## begin

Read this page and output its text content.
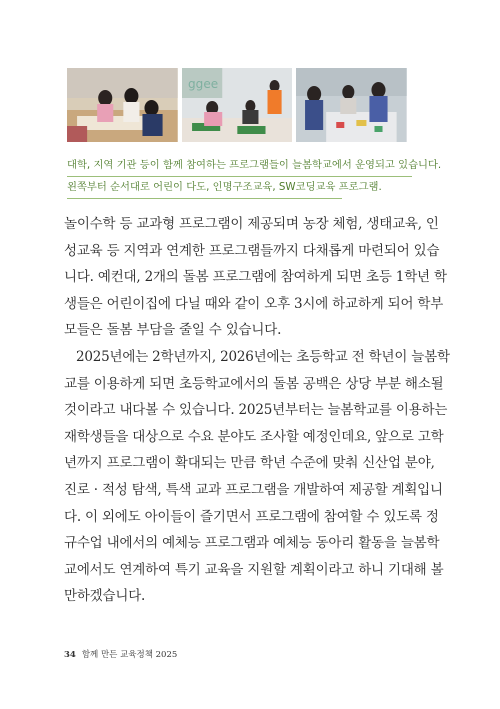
ggee
대학, 지역 기관 등이 함께 참여하는 프로그램들이 늘봄학교에서 운영되고 있습니다.
왼쪽부터 순서대로 어린이 다도, 인명구조교육, SW코딩교육 프로그램.
놀이수학 등 교과형 프로그램이 제공되며 농장 체험, 생태교육, 인
성교육 등 지역과 연계한 프로그램들까지 다채롭게 마련되어 있습
니다. 예컨대, 2개의 돌봄 프로그램에 참여하게 되면 초등 1학년 학
생들은 어린이집에 다닐 때와 같이 오후 3시에 하교하게 되어 학부
모들은 돌봄 부담을 줄일 수 있습니다.
2025년에는 2학년까지, 2026년에는 초등학교 전 학년이 늘봄학
교를 이용하게 되면 초등학교에서의 돌봄 공백은 상당 부분 해소될
것이라고 내다볼 수 있습니다. 2025년부터는 늘봄학교를 이용하는
재학생들을 대상으로 수요 분야도 조사할 예정인데요, 앞으로 고학
년까지 프로그램이 확대되는 만큼 학년 수준에 맞춰 신산업 분야,
진로 · 적성 탐색, 특색 교과 프로그램을 개발하여 제공할 계획입니
다. 이 외에도 아이들이 즐기면서 프로그램에 참여할 수 있도록 정
규수업 내에서의 예체능 프로그램과 예체능 동아리 활동을 늘봄학
교에서도 연계하여 특기 교육을 지원할 계획이라고 하니 기대해 볼
만하겠습니다.
34 함께 만든 교육정책 2025
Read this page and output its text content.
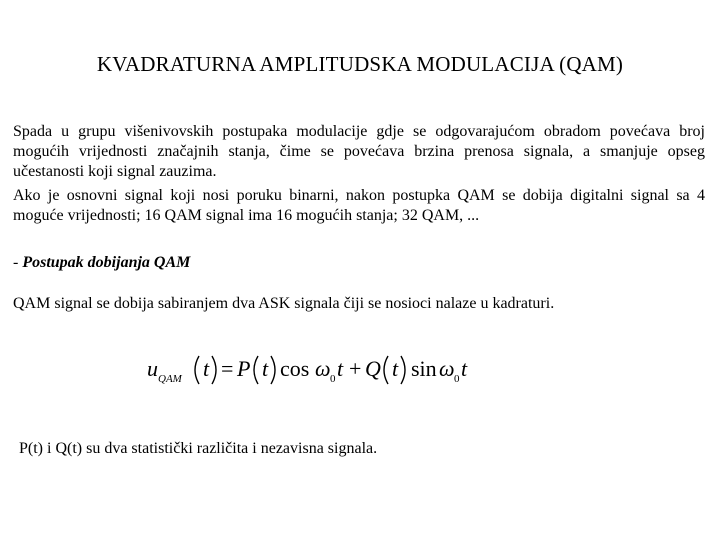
KVADRATURNA AMPLITUDSKA MODULACIJA (QAM)
Spada u grupu višenivovskih postupaka modulacije gdje se odgovarajućom obradom povećava broj mogućih vrijednosti značajnih stanja, čime se povećava brzina prenosa signala, a smanjuje opseg učestanosti koji signal zauzima.
Ako je osnovni signal koji nosi poruku binarni, nakon postupka QAM se dobija digitalni signal sa 4 moguće vrijednosti; 16 QAM signal ima 16 mogućih stanja; 32 QAM, ...
- Postupak dobijanja QAM
QAM signal se dobija sabiranjem dva ASK signala čiji se nosioci nalaze u kadraturi.
u QAM t = P t cos ω 0 t + Q t sin ω 0 t
P(t) i Q(t) su dva statistički različita i nezavisna signala.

## end

**PROBLEM DESCRIPTION:** Using the data above, copy each line that contains "vrijednosti".

**ANSWER TO THE TASK:**
Spada u grupu višenivovskih postupaka modulacije gdje se odgovarajućom obradom povećava broj mogućih vrijednosti značajnih stanja, čime se povećava brzina prenosa signala, a smanjuje opseg učestanosti koji signal zauzima.
Ako je osnovni signal koji nosi poruku binarni, nakon postupka QAM se dobija digitalni signal sa 4 moguće vrijednosti; 16 QAM signal ima 16 mogućih stanja; 32 QAM, ...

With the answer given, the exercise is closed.